%%

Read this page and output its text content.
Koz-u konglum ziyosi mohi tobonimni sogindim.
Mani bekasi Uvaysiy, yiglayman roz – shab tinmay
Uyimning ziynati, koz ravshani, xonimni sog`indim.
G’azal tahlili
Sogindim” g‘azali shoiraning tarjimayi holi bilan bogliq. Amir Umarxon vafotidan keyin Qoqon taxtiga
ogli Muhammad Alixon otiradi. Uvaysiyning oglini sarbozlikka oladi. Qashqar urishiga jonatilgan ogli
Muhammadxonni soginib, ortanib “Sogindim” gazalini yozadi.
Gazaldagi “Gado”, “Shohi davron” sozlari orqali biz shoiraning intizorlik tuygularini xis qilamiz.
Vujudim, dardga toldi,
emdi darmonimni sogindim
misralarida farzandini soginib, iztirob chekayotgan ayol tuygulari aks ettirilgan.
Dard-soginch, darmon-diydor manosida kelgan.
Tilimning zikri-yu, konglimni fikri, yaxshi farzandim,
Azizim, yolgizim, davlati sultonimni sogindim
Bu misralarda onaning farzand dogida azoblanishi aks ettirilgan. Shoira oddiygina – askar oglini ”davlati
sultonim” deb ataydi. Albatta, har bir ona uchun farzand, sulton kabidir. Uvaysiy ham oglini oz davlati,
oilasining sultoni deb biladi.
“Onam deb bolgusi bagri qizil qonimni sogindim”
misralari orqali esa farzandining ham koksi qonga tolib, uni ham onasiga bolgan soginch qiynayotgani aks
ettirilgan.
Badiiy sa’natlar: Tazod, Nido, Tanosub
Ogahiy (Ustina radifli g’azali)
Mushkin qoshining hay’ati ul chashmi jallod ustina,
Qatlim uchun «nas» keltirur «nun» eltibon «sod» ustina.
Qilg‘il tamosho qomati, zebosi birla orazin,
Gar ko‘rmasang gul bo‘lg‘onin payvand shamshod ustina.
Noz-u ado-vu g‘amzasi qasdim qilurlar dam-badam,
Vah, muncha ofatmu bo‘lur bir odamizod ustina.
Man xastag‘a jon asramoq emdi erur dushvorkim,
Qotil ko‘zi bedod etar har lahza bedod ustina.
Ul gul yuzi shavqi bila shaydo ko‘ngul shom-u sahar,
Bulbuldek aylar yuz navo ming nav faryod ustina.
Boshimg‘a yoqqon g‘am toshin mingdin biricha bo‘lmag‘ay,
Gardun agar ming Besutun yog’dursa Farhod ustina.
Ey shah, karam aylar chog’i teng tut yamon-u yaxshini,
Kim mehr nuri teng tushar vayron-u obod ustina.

%%

Objective ->
Extract all the entries word for word.

Expected answer ->
Read this page and output its text content.
Koz-u konglum ziyosi mohi tobonimni sogindim.
Mani bekasi Uvaysiy, yiglayman roz – shab tinmay
Uyimning ziynati, koz ravshani, xonimni sog`indim.
G’azal tahlili
Sogindim” g‘azali shoiraning tarjimayi holi bilan bogliq. Amir Umarxon vafotidan keyin Qoqon taxtiga
ogli Muhammad Alixon otiradi. Uvaysiyning oglini sarbozlikka oladi. Qashqar urishiga jonatilgan ogli
Muhammadxonni soginib, ortanib “Sogindim” gazalini yozadi.
Gazaldagi “Gado”, “Shohi davron” sozlari orqali biz shoiraning intizorlik tuygularini xis qilamiz.
Vujudim, dardga toldi,
emdi darmonimni sogindim
misralarida farzandini soginib, iztirob chekayotgan ayol tuygulari aks ettirilgan.
Dard-soginch, darmon-diydor manosida kelgan.
Tilimning zikri-yu, konglimni fikri, yaxshi farzandim,
Azizim, yolgizim, davlati sultonimni sogindim
Bu misralarda onaning farzand dogida azoblanishi aks ettirilgan. Shoira oddiygina – askar oglini ”davlati
sultonim” deb ataydi. Albatta, har bir ona uchun farzand, sulton kabidir. Uvaysiy ham oglini oz davlati,
oilasining sultoni deb biladi.
“Onam deb bolgusi bagri qizil qonimni sogindim”
misralari orqali esa farzandining ham koksi qonga tolib, uni ham onasiga bolgan soginch qiynayotgani aks
ettirilgan.
Badiiy sa’natlar: Tazod, Nido, Tanosub
Ogahiy (Ustina radifli g’azali)
Mushkin qoshining hay’ati ul chashmi jallod ustina,
Qatlim uchun «nas» keltirur «nun» eltibon «sod» ustina.
Qilg‘il tamosho qomati, zebosi birla orazin,
Gar ko‘rmasang gul bo‘lg‘onin payvand shamshod ustina.
Noz-u ado-vu g‘amzasi qasdim qilurlar dam-badam,
Vah, muncha ofatmu bo‘lur bir odamizod ustina.
Man xastag‘a jon asramoq emdi erur dushvorkim,
Qotil ko‘zi bedod etar har lahza bedod ustina.
Ul gul yuzi shavqi bila shaydo ko‘ngul shom-u sahar,
Bulbuldek aylar yuz navo ming nav faryod ustina.
Boshimg‘a yoqqon g‘am toshin mingdin biricha bo‘lmag‘ay,
Gardun agar ming Besutun yog’dursa Farhod ustina.
Ey shah, karam aylar chog’i teng tut yamon-u yaxshini,
Kim mehr nuri teng tushar vayron-u obod ustina.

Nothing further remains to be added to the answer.